* Exercise objective
Lines holding the string "السلام" are the ones to copy; find them all in the data.

**** Given data

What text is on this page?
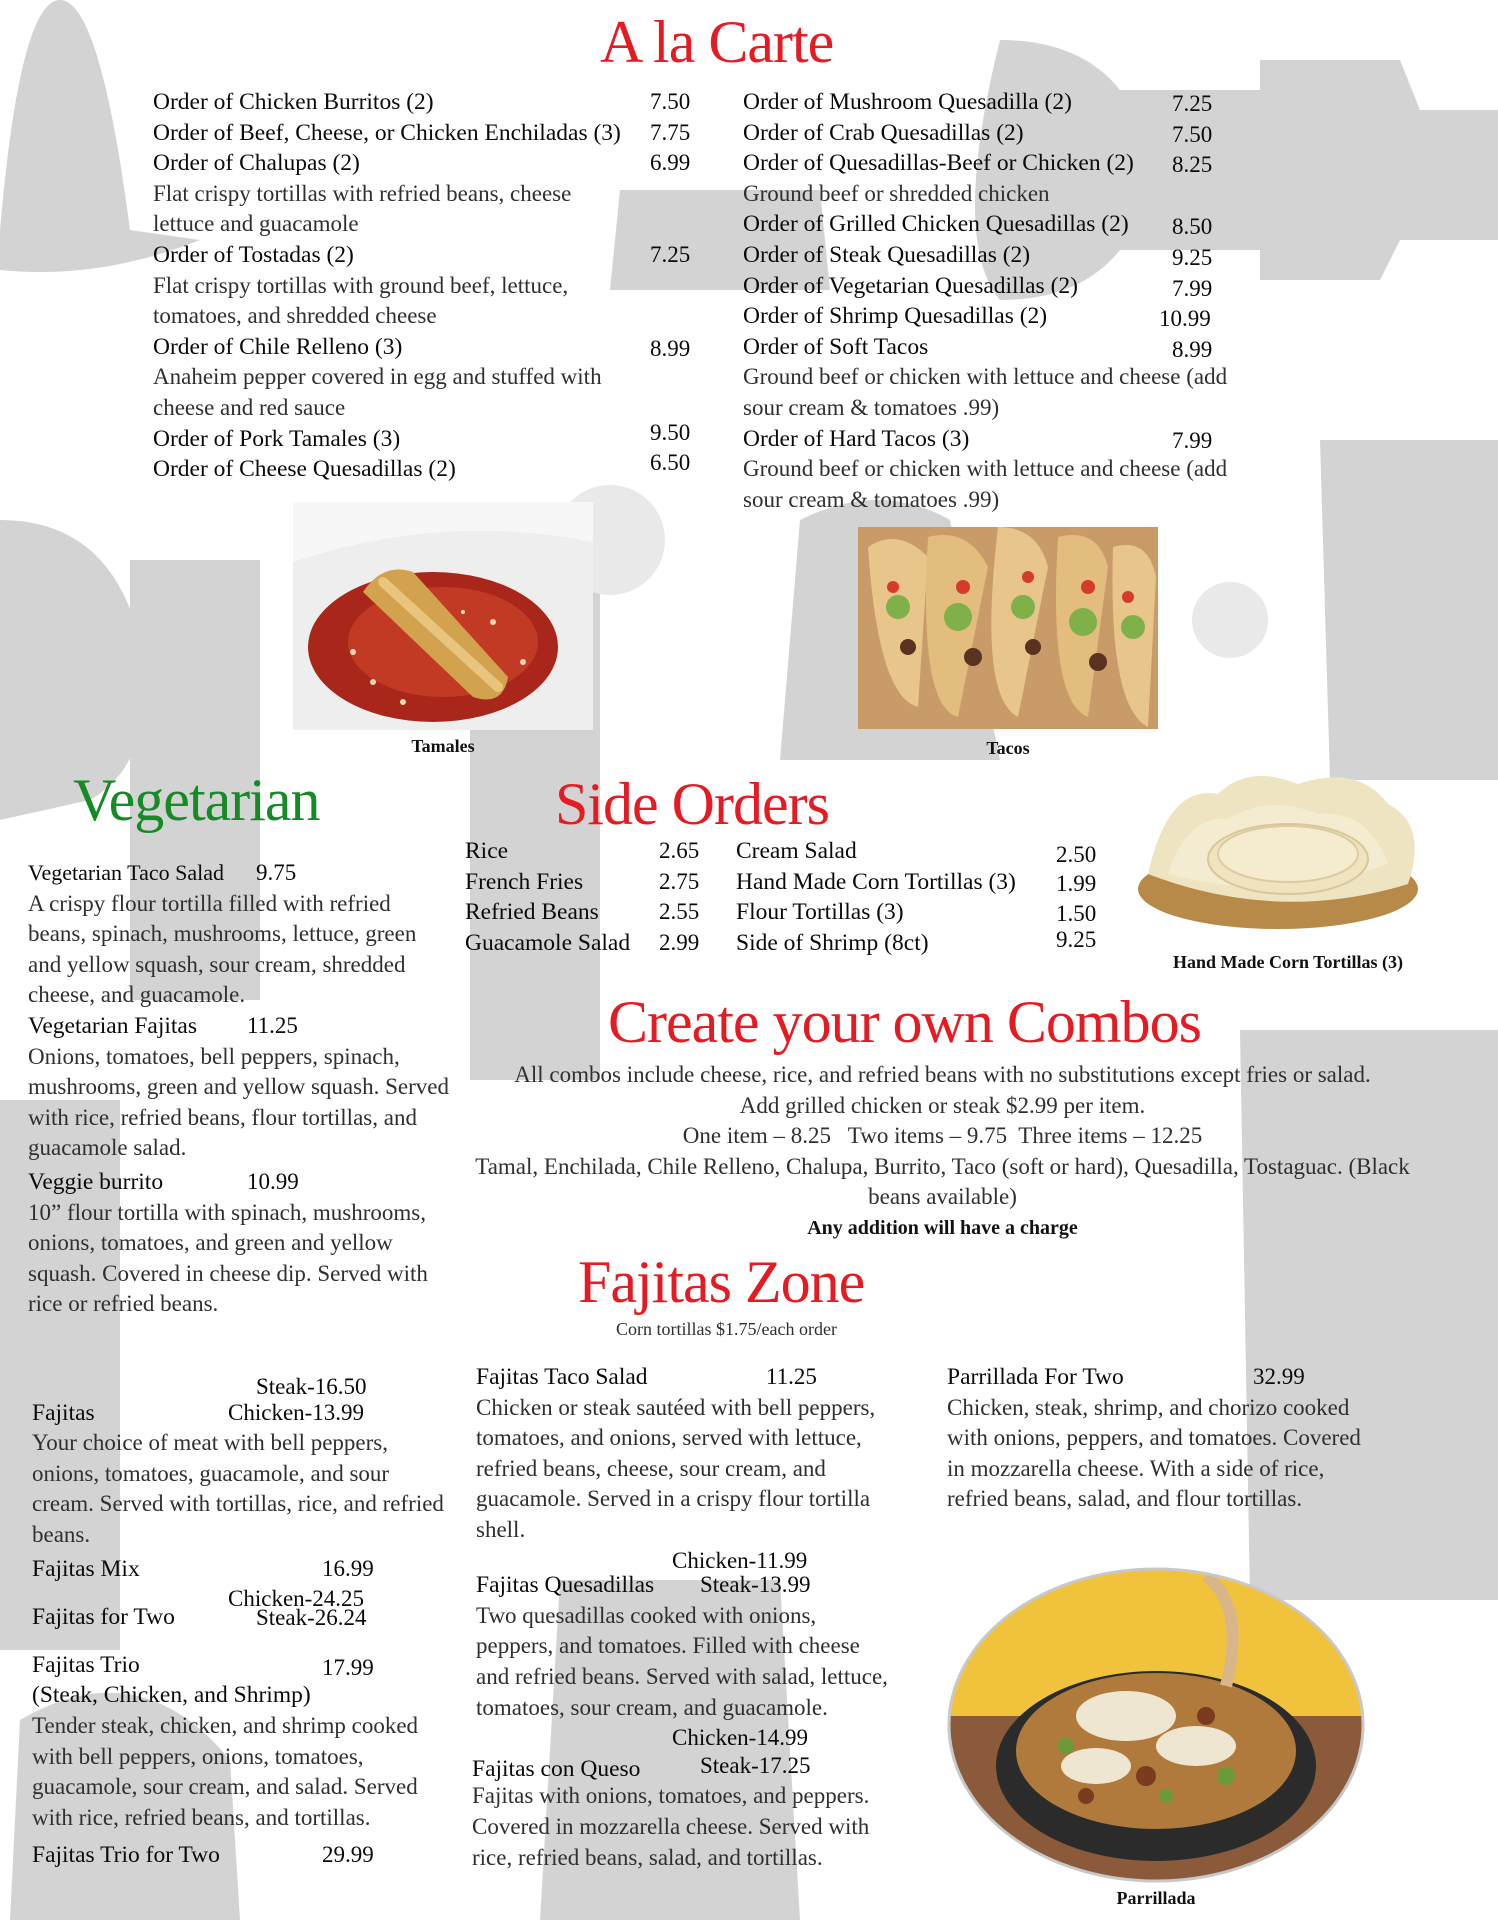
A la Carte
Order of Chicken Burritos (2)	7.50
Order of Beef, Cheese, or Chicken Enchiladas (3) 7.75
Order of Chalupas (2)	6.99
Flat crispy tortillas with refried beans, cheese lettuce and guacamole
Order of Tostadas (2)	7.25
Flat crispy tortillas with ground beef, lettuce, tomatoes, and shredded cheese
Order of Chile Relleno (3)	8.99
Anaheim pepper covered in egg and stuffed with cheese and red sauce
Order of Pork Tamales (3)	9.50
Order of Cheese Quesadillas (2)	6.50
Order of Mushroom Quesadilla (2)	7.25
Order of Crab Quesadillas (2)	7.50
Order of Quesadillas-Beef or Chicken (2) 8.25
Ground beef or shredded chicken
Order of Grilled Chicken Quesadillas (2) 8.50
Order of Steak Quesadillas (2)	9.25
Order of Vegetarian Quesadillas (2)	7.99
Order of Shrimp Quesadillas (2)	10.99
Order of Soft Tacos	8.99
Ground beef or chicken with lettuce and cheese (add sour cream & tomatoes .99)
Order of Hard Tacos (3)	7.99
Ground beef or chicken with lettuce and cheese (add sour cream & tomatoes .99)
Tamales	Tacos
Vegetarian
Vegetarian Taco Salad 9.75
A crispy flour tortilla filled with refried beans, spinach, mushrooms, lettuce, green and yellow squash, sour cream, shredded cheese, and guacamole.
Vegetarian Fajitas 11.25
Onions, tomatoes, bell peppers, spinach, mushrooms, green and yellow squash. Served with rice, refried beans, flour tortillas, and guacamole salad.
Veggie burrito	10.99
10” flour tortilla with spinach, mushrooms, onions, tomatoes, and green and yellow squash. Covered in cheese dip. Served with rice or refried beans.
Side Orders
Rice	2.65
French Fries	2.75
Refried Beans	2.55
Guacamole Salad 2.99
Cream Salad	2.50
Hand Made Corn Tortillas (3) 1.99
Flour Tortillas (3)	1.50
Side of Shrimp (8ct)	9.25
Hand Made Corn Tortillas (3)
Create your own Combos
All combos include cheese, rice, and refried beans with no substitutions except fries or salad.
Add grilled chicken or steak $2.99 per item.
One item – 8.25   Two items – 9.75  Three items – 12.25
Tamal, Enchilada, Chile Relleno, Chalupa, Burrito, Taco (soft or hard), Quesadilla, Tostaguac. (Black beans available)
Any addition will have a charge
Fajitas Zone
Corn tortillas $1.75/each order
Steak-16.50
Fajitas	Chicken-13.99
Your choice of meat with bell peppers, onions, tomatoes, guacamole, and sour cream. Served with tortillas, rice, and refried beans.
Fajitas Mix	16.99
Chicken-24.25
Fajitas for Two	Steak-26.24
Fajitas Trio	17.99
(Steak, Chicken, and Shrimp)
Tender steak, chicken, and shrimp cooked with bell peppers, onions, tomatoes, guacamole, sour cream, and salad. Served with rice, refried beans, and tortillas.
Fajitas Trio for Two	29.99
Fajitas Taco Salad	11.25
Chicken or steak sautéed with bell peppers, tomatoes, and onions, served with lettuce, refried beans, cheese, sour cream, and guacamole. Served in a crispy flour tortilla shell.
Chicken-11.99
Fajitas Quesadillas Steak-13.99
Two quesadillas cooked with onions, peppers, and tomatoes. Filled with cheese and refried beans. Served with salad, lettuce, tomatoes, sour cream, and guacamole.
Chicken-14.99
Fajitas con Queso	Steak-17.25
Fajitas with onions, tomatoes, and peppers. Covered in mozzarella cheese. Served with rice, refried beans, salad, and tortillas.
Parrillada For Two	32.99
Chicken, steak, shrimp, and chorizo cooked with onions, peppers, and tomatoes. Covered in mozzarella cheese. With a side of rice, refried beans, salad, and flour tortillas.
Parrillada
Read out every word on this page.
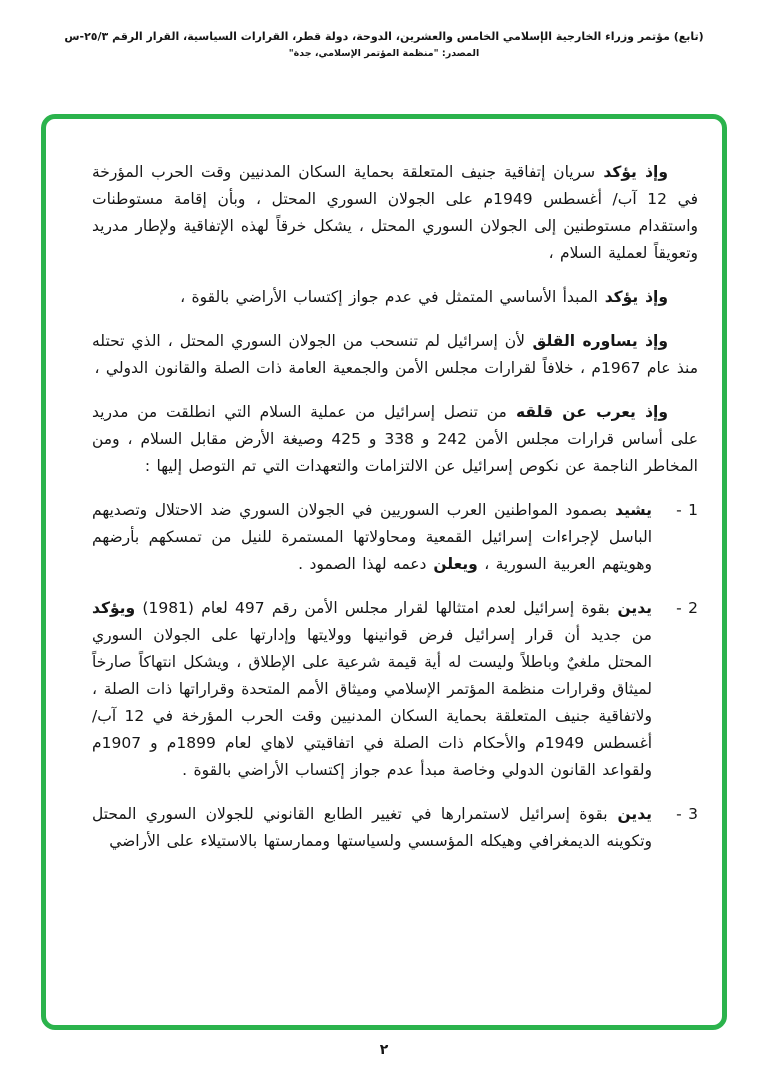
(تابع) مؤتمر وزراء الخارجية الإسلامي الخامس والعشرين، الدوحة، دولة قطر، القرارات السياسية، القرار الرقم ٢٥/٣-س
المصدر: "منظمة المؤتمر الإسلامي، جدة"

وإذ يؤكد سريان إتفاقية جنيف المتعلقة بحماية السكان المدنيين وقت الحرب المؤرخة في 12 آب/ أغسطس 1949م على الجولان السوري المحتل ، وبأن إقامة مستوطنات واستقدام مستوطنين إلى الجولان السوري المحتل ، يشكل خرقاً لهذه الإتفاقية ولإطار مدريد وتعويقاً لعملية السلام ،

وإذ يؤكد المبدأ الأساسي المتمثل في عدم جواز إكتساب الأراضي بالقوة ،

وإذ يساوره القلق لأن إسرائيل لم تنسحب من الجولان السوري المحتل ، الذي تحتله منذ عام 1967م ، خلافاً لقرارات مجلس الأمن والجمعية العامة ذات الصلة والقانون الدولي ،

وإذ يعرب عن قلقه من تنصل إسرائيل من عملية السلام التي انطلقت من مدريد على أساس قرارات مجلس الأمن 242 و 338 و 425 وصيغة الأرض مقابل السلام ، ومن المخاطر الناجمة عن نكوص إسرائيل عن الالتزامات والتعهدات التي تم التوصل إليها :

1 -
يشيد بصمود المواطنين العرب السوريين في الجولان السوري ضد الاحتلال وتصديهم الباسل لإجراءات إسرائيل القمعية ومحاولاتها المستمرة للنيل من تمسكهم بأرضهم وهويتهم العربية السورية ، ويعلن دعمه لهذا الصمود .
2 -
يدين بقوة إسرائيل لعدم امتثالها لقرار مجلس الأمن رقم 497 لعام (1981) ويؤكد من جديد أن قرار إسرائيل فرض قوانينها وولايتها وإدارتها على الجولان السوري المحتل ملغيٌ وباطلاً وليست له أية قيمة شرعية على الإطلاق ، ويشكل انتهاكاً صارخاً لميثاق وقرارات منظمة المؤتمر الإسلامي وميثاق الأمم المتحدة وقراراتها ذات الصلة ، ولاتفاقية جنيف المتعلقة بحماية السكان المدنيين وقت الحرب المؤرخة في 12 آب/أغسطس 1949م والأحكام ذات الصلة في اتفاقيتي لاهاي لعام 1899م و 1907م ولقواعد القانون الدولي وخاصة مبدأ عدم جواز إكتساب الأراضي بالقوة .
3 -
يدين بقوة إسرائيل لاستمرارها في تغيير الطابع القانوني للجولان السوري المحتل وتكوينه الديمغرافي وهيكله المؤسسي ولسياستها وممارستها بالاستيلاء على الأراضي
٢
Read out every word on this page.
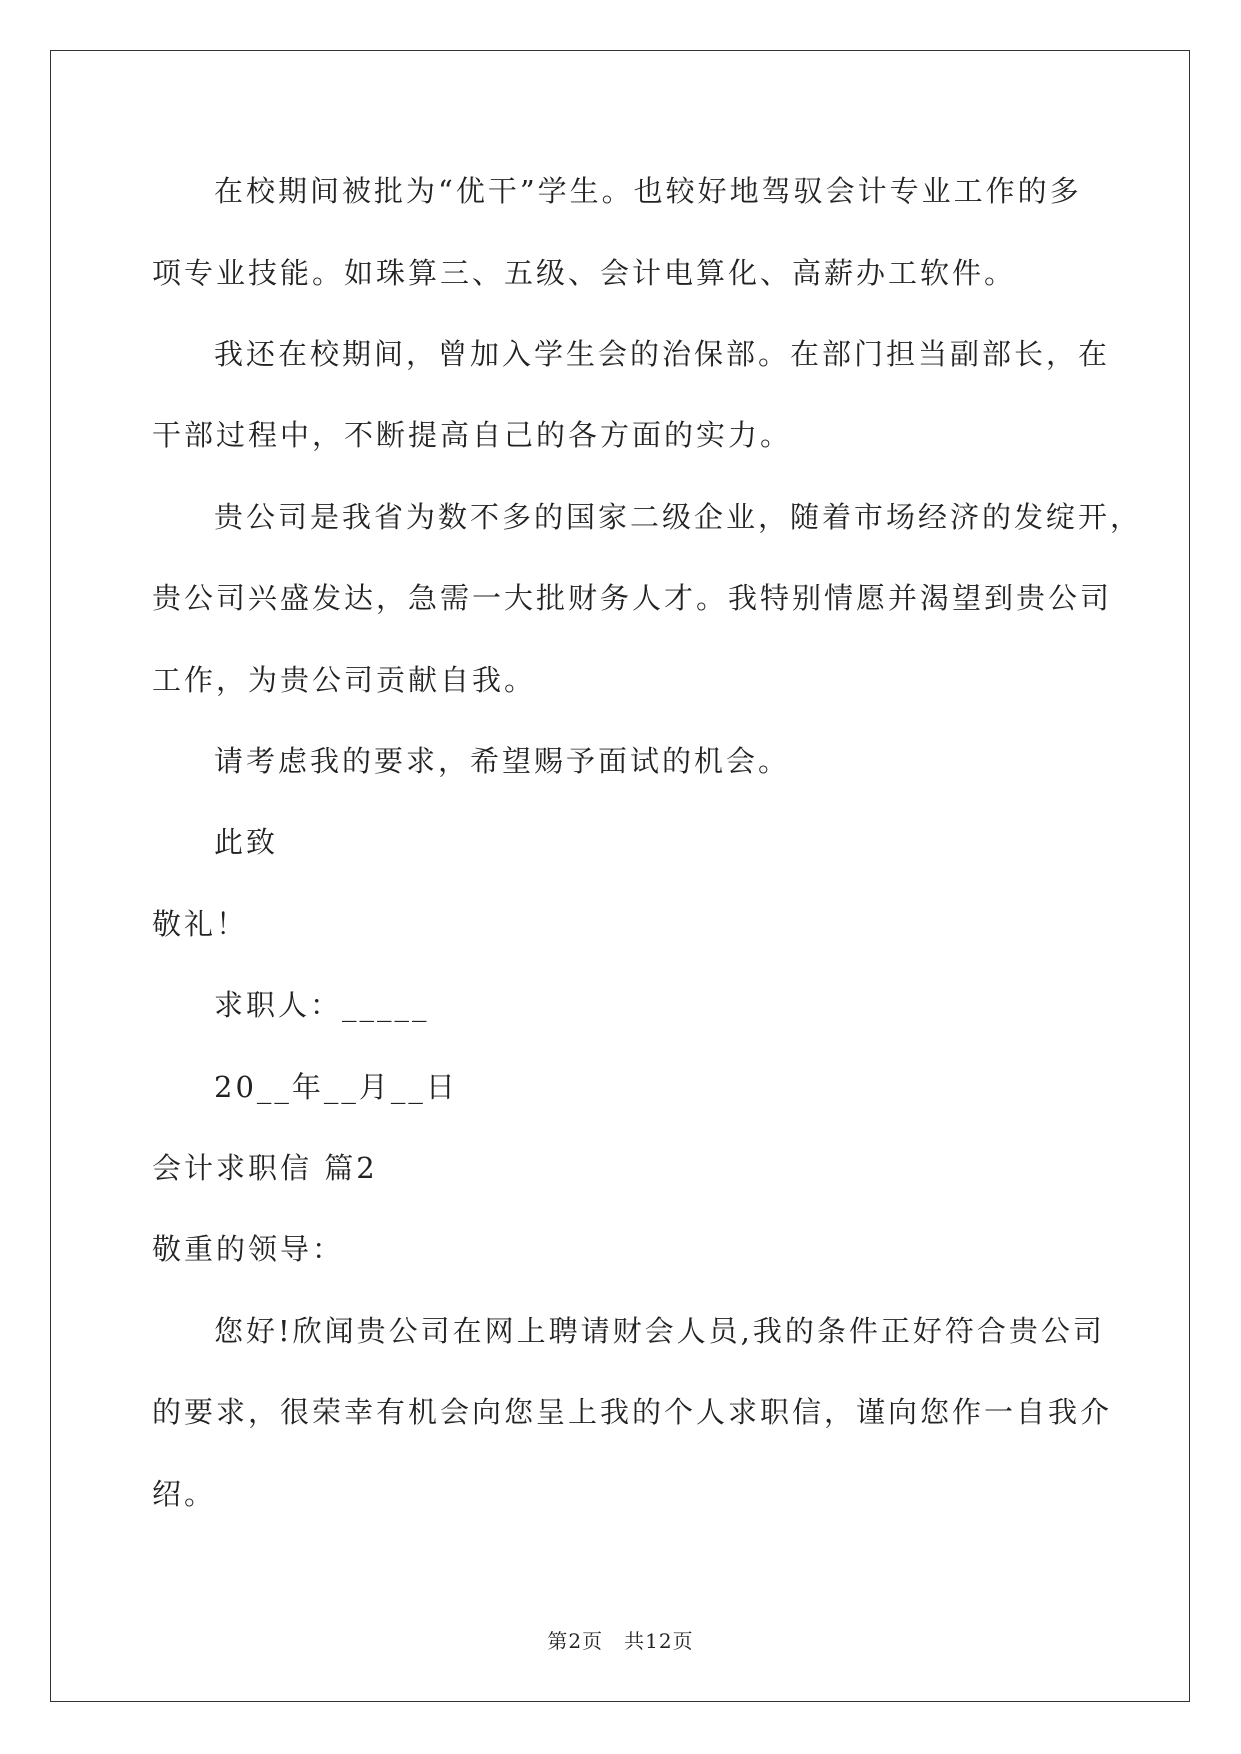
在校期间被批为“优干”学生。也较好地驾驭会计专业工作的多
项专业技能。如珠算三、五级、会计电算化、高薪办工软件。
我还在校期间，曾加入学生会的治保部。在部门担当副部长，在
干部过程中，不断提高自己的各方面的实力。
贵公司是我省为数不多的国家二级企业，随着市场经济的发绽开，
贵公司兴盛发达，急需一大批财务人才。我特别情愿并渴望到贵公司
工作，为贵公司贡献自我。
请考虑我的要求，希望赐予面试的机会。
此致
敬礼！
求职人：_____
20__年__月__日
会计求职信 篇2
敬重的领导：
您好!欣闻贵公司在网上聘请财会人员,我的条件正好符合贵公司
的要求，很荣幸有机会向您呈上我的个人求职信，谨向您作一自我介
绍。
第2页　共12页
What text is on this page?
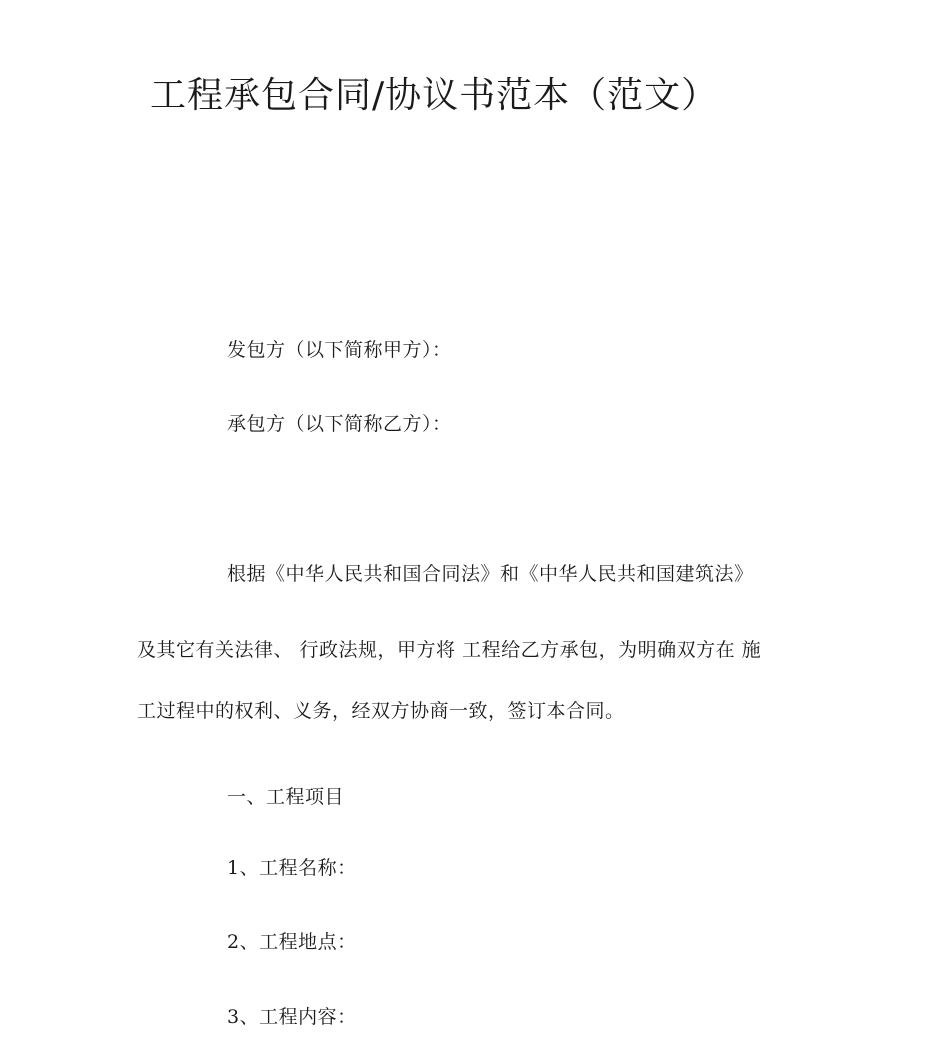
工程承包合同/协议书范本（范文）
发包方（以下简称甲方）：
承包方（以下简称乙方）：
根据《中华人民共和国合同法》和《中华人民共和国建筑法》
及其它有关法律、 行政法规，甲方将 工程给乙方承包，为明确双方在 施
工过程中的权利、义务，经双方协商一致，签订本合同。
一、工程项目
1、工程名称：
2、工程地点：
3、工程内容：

********

* Result below
وإذ يؤكد سريان إتفاقية جنيف المتعلقة بحماية السكان المدنيين وقت الحرب المؤرخة في 12 آب/ أغسطس 1949م على الجولان السوري المحتل ، وبأن إقامة مستوطنات واستقدام مستوطنين إلى الجولان السوري المحتل ، يشكل خرقاً لهذه الإتفاقية ولإطار مدريد وتعويقاً لعملية السلام ،
وإذ يعرب عن قلقه من تنصل إسرائيل من عملية السلام التي انطلقت من مدريد على أساس قرارات مجلس الأمن 242 و 338 و 425 وصيغة الأرض مقابل السلام ، ومن المخاطر الناجمة عن نكوص إسرائيل عن الالتزامات والتعهدات التي تم التوصل إليها :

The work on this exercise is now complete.